Textabschnitt:
↓↓↓
Herr Jung, Sie waren der Nachfolger von Peter Struck. Wie erleben Sie seinen Tod?

Franz Josef Jung: Mich macht die Nachricht sehr betroffen, zumal ich ihn noch vor zwei Wochen beim Großen Zapfenstreich für General Wolf-Dieter Langheld getroffen habe und wir uns sehr nett unterhalten haben. Strucks Engagement für die Soldaten hat ihn sehr zufrieden sein lassen. Und er hat mir beim Amtswechsel gesagt, dass es ihm nicht leichtfalle, das Amt aufzugeben. Ihm war die Bundeswehr ans Herz gewachsen.

Struck hat das Amt des Verteidigungsministers nie angestrebt und war trotzdem glücklich darin. Können Sie mal sagen, was das Besondere dieses Amtes ausmacht?

Jung: Es ist auf der einen Seite eine große Herausforderung. Aber insbesondere die menschliche Situation der Soldaten und die Beziehung zu ihnen bringt immer wieder ein Stück Erfüllung – auch wenn das Amt oft mit schweren Situationen verbunden ist.

Dem Klischee nach sind Soldaten harte Typen. Dennoch reagieren sie viel stärker als andere Berufsgruppen auf Lob und Anerkennung. Das wurde auch bei Struck deutlich.

Jung: Ja, das habe ich auch immer wieder erlebt. Aber das hat man im menschlichen Bereich ja oft, dass jemand, der nach außen hart wirkt, einen sehr weichen Kern hat.

Die Auslandseinsätze der Bundeswehr, besonders der in Afghanistan, werden in Deutschland kritisch gesehen. Ist der Verteidigungsminister der Verteidiger der Truppe im eigenen Land?

Jung: Ja, er hat die Aufgabe, das, was die Bundeswehr leistet, gegenüber der Öffentlichkeit darzustellen. Das ist schließlich der einzige Beruf, der mit einem Risiko für Leib und Leben verbunden ist und der zum Tod führen kann. Das prägt den Soldatenberuf, aber auch das Verhältnis des Ministers zu seinen Soldaten. Das muss er deutlich machen.
↑↑↑
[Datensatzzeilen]
↓↓↓
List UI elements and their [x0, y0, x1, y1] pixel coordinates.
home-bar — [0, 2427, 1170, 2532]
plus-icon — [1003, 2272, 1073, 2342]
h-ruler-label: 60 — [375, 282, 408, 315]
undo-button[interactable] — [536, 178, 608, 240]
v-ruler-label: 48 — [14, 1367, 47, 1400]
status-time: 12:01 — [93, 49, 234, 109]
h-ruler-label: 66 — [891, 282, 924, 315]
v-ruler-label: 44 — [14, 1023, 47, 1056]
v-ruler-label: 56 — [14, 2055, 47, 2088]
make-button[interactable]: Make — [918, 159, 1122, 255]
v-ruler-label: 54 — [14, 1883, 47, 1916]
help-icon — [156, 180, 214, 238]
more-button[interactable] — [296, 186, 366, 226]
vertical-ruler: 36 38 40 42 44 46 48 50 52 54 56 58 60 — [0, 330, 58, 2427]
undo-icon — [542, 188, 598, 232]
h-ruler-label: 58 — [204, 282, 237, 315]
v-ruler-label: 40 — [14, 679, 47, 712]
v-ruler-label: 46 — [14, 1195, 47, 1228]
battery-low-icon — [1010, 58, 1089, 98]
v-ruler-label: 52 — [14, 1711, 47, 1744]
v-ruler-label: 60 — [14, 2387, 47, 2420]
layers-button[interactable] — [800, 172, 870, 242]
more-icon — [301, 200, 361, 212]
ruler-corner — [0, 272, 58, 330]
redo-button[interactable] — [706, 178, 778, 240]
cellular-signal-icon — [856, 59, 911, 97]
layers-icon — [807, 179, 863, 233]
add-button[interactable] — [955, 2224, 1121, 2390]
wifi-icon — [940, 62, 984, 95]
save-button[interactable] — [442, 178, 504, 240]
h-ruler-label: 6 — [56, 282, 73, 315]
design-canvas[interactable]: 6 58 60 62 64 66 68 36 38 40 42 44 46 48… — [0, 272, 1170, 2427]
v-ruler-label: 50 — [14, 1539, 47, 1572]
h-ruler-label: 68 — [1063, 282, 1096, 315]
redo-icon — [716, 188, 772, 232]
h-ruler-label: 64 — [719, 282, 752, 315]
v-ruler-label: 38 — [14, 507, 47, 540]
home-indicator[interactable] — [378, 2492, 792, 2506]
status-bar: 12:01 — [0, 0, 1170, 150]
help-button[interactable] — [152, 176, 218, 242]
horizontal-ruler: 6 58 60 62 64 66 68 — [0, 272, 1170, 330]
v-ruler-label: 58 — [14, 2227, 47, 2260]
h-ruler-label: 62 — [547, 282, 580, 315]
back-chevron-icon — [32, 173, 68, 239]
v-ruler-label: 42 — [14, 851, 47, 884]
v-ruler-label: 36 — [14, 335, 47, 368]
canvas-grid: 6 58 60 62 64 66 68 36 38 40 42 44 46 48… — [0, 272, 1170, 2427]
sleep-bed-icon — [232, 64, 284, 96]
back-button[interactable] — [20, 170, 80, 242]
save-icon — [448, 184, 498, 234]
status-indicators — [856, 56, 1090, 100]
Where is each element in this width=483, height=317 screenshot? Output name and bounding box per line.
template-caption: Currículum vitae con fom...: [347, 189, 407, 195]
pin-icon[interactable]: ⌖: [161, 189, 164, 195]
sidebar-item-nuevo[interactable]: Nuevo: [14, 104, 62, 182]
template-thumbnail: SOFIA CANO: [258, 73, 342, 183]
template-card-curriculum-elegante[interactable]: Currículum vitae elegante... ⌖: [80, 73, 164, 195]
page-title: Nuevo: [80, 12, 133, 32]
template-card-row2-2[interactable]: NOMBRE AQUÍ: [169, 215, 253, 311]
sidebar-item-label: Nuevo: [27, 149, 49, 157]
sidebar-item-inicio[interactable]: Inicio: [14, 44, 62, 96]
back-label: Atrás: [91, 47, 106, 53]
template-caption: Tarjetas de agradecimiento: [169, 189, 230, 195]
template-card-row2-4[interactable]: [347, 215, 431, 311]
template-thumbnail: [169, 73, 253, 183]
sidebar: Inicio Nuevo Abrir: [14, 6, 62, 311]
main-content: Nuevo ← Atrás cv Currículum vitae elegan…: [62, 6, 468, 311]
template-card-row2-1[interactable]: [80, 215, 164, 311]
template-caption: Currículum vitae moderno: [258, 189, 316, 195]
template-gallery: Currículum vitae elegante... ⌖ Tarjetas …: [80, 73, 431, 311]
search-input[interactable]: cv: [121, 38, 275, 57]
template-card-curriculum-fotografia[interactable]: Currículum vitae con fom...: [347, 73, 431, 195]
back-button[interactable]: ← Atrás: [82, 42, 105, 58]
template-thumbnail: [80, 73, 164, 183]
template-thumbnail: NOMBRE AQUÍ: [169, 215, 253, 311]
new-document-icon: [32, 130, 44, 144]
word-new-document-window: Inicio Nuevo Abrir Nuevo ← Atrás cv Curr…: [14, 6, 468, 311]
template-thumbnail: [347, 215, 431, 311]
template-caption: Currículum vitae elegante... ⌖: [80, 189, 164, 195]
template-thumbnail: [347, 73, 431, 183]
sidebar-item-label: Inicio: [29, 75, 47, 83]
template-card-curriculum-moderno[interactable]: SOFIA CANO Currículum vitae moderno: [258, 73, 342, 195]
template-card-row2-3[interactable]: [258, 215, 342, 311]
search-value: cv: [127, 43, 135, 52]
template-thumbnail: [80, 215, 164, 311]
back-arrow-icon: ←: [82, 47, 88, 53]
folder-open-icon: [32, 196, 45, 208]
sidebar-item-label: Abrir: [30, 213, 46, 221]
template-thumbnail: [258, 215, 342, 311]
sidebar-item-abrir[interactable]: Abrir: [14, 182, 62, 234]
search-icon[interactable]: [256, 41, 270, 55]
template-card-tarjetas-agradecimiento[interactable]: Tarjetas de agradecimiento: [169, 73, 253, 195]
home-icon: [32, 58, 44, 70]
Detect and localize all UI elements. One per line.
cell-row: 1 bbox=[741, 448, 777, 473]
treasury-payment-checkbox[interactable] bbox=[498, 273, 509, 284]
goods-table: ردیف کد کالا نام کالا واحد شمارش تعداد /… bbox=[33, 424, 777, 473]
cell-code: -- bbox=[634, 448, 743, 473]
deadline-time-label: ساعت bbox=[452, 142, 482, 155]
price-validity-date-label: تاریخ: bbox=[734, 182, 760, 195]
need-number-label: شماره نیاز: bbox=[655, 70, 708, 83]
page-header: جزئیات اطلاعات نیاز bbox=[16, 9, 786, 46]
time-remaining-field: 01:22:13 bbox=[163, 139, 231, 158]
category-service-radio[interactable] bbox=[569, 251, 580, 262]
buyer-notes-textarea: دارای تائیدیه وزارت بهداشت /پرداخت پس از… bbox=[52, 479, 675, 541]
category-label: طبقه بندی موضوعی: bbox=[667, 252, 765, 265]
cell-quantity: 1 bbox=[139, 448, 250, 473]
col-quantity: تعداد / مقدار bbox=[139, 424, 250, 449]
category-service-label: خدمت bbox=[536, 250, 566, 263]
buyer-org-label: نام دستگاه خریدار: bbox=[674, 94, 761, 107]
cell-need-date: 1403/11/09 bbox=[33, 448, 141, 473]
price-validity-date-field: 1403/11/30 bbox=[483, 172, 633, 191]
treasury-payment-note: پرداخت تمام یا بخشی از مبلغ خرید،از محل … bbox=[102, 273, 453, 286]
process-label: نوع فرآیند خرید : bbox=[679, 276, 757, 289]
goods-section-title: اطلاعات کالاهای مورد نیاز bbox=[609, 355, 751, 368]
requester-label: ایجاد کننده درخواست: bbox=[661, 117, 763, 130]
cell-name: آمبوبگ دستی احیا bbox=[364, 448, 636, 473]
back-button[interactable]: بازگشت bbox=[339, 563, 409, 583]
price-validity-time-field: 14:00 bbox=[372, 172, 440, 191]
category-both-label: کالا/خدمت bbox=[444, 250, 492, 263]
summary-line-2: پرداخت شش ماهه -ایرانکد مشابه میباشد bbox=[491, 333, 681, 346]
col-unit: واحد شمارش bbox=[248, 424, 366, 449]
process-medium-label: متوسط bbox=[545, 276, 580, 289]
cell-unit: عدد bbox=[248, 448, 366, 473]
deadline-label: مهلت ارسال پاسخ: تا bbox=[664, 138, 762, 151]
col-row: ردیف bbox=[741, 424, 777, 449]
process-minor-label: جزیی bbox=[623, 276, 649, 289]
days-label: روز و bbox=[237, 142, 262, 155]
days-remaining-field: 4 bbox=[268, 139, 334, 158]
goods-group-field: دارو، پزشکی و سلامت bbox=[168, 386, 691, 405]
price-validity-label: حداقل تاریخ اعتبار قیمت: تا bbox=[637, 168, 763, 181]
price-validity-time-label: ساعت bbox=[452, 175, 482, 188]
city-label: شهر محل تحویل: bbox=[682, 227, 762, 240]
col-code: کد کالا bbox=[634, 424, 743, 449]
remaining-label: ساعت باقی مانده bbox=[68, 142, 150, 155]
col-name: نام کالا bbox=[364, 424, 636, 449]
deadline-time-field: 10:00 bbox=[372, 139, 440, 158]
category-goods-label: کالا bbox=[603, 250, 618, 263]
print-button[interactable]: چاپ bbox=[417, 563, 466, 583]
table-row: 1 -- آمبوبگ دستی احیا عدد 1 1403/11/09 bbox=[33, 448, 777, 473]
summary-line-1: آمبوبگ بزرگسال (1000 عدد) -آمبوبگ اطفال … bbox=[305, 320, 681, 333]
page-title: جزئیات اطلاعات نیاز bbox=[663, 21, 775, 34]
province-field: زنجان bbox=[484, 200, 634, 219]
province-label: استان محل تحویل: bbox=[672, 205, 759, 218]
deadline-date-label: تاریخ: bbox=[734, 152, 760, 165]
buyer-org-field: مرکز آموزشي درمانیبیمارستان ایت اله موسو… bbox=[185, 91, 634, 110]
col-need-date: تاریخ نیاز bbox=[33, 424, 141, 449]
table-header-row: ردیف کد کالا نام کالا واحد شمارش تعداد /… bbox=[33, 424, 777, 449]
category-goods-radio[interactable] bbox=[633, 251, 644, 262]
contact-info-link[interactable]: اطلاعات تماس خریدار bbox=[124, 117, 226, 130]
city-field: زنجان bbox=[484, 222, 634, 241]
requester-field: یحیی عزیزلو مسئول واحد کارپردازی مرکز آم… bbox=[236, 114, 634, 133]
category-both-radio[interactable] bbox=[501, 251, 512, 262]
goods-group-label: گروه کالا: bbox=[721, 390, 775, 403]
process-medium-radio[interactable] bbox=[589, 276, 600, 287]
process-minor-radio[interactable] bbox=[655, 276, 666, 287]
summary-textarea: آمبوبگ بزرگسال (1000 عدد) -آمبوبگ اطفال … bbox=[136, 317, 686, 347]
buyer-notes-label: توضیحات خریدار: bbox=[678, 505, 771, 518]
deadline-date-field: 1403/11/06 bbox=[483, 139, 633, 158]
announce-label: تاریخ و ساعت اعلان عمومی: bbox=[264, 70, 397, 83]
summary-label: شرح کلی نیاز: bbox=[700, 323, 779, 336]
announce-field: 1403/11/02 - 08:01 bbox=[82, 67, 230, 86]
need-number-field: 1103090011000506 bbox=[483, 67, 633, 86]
↑↑↑
Aufgaben:
A. Beantworten Sie anhand des Interviews mit Franz Josef Jung die folgenden Fragen.
(i) Bei welchem Anlass hat Jung Peter Struck zwei Wochen vor dem Gespräch getroffen?
(ii) Was hat Struck Jung beim Amtswechsel gesagt?
(iii) Welche Aufgabe hat der Verteidigungsminister laut Jung gegenüber der Öffentlichkeit?
B. Fassen Sie im Interview mit Franz Josef Jung den Absatz, der mit „Jung: Ja, er hat die Aufgabe“ beginnt, als kurze Stichpunktliste zusammen und behalten Sie dabei die wichtigsten Aussagen bei.

Antworten:
A.
(i) Beim Großen Zapfenstreich für General Wolf-Dieter Langheld.
(ii) Dass es ihm nicht leichtfalle, das Amt aufzugeben.
(iii) Er muss der Öffentlichkeit darstellen, was die Bundeswehr leistet.

B.
- Der Verteidigungsminister muss der Öffentlichkeit darstellen, was die Bundeswehr leistet.
- Der Soldatenberuf ist der einzige Beruf mit einem Risiko für Leib und Leben, der zum Tod führen kann.
- Dieses Risiko prägt den Soldatenberuf und das Verhältnis des Ministers zu seinen Soldaten.
- Der Minister muss das deutlich machen.